_Given problem_
The records underneath are to be repeated exactly, with the pictures left out.

[Saved entries]
START

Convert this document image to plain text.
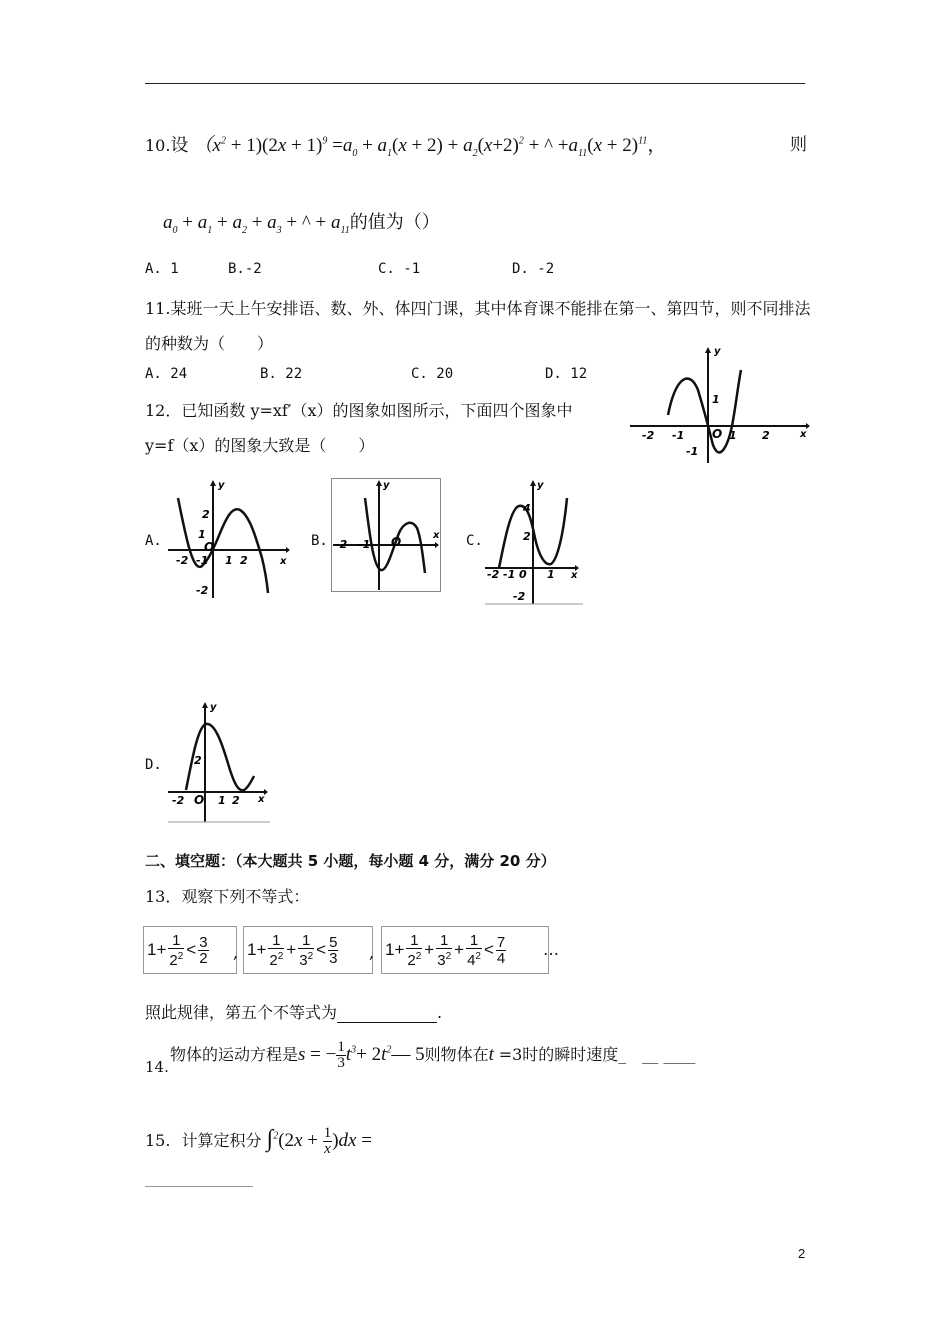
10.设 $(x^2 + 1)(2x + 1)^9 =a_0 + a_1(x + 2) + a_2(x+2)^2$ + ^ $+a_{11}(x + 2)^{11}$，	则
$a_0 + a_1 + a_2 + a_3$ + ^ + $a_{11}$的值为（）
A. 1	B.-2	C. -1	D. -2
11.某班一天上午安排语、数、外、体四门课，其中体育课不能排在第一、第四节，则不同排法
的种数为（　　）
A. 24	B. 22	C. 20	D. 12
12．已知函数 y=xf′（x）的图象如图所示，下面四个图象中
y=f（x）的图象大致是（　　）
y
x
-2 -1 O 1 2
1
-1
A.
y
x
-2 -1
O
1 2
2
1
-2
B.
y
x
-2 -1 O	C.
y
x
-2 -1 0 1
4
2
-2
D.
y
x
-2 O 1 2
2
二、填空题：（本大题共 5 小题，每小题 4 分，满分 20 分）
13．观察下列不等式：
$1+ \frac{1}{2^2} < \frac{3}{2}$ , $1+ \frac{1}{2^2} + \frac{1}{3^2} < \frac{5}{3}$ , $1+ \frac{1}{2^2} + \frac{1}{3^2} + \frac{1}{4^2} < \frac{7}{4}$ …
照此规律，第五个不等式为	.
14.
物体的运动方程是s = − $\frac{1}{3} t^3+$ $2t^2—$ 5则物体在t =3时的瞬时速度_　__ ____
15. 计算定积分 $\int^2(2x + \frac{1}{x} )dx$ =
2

END

_Expected answer_
Convert this document image to plain text.
10.设 $(x^2 + 1)(2x + 1)^9 =a_0 + a_1(x + 2) + a_2(x+2)^2$ + ^ $+a_{11}(x + 2)^{11}$，	则
$a_0 + a_1 + a_2 + a_3$ + ^ + $a_{11}$的值为（）
A. 1	B.-2	C. -1	D. -2
11.某班一天上午安排语、数、外、体四门课，其中体育课不能排在第一、第四节，则不同排法
的种数为（　　）
A. 24	B. 22	C. 20	D. 12
12．已知函数 y=xf′（x）的图象如图所示，下面四个图象中
y=f（x）的图象大致是（　　）
y
x
-2 -1 O 1 2
1
-1
A.
y
x
-2 -1
O
1 2
2
1
-2
B.
y
x
-2 -1 O	C.
y
x
-2 -1 0 1
4
2
-2
D.
y
x
-2 O 1 2
2
二、填空题：（本大题共 5 小题，每小题 4 分，满分 20 分）
13．观察下列不等式：
$1+ \frac{1}{2^2} < \frac{3}{2}$ , $1+ \frac{1}{2^2} + \frac{1}{3^2} < \frac{5}{3}$ , $1+ \frac{1}{2^2} + \frac{1}{3^2} + \frac{1}{4^2} < \frac{7}{4}$ …
照此规律，第五个不等式为	.
14.
物体的运动方程是s = − $\frac{1}{3} t^3+$ $2t^2—$ 5则物体在t =3时的瞬时速度_　__ ____
15. 计算定积分 $\int^2(2x + \frac{1}{x} )dx$ =
2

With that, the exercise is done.